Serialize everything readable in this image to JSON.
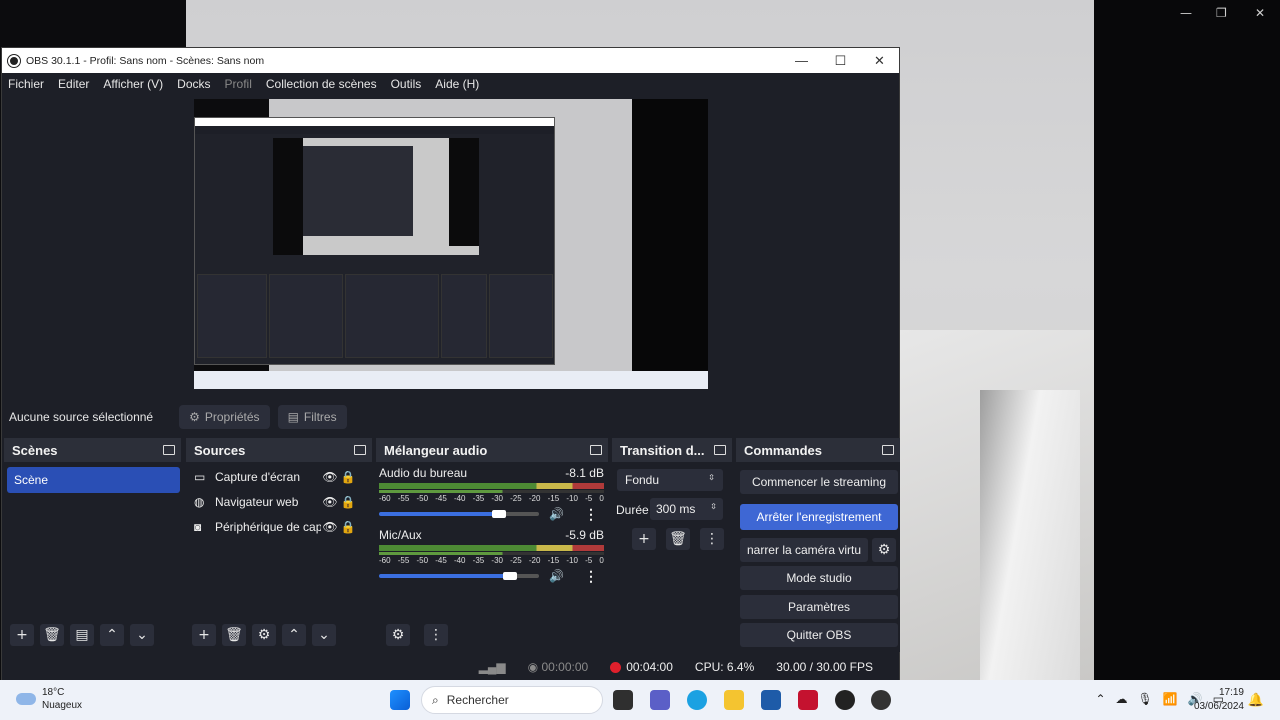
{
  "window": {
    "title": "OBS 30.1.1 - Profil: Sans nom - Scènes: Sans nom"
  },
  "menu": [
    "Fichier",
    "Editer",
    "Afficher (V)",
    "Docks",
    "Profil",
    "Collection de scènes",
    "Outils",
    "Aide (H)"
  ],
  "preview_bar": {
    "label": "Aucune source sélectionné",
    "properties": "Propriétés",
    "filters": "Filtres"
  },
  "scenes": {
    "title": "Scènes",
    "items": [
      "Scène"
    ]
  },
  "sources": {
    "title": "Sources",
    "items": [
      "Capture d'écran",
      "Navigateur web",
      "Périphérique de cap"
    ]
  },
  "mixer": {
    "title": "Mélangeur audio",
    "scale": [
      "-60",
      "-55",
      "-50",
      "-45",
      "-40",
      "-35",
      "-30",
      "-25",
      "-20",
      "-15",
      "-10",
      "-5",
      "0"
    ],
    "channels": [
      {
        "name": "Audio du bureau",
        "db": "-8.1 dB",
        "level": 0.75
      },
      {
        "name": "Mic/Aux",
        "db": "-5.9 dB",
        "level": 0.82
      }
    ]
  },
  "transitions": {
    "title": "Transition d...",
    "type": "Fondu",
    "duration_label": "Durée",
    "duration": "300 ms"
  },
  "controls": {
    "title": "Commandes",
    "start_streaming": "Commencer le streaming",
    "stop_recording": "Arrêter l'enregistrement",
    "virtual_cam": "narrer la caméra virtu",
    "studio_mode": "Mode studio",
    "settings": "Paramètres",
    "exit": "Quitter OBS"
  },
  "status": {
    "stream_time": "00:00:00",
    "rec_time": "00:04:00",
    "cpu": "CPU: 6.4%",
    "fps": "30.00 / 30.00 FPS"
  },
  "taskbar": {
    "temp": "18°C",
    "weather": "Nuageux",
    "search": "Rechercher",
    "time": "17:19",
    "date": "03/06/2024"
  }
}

OBJECTIVE:
Extract every line that has the string "title" in it.

OUTPUT:
    "title": "OBS 30.1.1 - Profil: Sans nom - Scènes: Sans nom"
    "title": "Scènes",
    "title": "Sources",
    "title": "Mélangeur audio",
    "title": "Transition d...",
    "title": "Commandes",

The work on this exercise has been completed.